#### Provided entries
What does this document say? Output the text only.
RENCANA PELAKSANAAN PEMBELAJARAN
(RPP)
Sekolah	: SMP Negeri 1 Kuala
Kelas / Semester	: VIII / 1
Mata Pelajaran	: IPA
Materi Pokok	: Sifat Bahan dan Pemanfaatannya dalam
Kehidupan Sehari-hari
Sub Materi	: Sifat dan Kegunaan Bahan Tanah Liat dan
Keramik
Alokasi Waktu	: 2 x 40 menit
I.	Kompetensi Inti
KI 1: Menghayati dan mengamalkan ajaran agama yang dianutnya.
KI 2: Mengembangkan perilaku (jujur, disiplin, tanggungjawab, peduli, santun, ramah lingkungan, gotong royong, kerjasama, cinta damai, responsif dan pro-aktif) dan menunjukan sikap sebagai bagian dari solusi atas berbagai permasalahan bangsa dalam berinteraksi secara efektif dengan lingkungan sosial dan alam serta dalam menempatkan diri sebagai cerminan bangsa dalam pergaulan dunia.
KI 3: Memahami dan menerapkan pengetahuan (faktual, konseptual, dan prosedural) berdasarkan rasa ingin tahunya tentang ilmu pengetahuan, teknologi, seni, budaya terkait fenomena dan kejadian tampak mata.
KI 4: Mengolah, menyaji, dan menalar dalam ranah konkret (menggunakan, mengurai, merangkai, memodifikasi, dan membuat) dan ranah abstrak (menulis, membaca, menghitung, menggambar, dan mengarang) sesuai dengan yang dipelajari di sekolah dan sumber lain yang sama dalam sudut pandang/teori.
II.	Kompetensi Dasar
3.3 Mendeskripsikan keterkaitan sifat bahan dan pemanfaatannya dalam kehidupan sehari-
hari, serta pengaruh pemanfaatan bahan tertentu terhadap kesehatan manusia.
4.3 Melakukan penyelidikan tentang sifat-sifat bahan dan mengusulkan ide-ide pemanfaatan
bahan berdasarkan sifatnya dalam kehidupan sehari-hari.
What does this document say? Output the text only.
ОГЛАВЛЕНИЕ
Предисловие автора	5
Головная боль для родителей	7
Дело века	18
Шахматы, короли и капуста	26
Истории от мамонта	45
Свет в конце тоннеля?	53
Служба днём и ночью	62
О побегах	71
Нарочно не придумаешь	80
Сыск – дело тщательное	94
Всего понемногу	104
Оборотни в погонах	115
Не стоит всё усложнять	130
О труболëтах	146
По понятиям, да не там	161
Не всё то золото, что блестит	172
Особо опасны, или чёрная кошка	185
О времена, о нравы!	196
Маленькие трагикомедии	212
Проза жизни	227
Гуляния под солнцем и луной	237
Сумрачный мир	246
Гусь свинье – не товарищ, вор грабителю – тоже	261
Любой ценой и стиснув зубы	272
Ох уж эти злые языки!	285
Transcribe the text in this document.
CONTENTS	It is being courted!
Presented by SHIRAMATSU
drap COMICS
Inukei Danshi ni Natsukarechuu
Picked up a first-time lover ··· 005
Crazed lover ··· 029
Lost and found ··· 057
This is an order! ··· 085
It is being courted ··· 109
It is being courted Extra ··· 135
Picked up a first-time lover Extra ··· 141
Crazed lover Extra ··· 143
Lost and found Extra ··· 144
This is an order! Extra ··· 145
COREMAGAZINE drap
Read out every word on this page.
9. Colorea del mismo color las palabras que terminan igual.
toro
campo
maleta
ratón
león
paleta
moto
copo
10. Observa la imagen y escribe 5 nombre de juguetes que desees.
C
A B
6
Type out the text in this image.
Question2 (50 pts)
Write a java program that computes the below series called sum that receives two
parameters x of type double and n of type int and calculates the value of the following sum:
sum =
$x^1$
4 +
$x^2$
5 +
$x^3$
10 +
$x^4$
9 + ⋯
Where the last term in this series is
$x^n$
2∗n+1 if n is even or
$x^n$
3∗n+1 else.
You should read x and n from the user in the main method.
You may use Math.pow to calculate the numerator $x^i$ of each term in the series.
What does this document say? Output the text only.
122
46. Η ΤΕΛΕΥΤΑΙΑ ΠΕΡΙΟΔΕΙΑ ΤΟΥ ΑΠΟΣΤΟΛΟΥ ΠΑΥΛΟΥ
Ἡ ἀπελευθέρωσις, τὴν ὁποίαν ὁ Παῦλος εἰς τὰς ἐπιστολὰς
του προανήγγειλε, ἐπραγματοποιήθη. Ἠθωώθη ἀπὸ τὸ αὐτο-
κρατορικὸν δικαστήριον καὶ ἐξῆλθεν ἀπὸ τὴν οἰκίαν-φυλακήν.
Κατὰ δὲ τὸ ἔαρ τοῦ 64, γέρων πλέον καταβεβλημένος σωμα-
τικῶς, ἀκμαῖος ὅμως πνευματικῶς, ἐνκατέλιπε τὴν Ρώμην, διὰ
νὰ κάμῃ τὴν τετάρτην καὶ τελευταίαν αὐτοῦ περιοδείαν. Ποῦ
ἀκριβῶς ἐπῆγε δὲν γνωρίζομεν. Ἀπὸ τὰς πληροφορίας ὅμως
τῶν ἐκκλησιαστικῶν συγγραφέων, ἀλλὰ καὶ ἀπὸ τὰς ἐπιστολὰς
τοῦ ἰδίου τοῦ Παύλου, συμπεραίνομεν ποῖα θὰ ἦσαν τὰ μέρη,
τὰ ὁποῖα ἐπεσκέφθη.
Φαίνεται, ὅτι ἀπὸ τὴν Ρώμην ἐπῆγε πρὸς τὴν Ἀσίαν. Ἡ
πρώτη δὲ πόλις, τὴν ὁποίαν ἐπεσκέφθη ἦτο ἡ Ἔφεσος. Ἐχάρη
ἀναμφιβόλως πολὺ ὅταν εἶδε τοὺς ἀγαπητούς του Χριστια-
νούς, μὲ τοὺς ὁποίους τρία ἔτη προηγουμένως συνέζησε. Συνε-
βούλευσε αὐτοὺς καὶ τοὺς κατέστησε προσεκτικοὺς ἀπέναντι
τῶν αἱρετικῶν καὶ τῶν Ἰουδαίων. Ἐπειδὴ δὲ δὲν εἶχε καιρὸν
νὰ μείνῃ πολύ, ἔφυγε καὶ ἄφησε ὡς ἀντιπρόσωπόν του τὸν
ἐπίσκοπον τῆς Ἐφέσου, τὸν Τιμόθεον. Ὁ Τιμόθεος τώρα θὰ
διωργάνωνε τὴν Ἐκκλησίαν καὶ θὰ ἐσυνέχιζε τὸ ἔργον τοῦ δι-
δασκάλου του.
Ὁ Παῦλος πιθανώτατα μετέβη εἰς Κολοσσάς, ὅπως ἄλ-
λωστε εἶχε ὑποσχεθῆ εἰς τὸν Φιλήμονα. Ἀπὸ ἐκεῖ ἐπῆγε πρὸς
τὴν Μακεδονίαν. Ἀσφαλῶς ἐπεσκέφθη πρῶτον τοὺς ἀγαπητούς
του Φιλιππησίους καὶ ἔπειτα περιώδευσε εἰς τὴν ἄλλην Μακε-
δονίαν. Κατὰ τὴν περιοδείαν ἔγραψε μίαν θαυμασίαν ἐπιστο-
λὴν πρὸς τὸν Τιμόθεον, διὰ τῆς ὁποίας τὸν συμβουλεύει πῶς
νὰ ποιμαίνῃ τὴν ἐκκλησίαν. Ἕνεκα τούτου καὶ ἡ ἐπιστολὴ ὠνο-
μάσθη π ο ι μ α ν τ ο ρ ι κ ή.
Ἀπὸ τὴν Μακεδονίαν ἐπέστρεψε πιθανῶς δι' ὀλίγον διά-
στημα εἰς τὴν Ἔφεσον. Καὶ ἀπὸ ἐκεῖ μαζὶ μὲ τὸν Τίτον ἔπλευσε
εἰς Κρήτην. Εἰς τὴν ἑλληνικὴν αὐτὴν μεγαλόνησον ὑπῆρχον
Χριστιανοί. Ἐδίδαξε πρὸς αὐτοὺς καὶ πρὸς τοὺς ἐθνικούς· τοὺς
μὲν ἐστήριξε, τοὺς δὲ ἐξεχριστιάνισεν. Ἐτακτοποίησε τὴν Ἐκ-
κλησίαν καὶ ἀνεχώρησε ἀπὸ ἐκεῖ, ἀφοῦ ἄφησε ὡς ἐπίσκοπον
########
Prompt —
Gather up every line in the data above that contains the word "ἐπιστολὰς", copying each one.

Final answer —
Ἡ ἀπελευθέρωσις, τὴν ὁποίαν ὁ Παῦλος εἰς τὰς ἐπιστολὰς
τῶν ἐκκλησιαστικῶν συγγραφέων, ἀλλὰ καὶ ἀπὸ τὰς ἐπιστολὰς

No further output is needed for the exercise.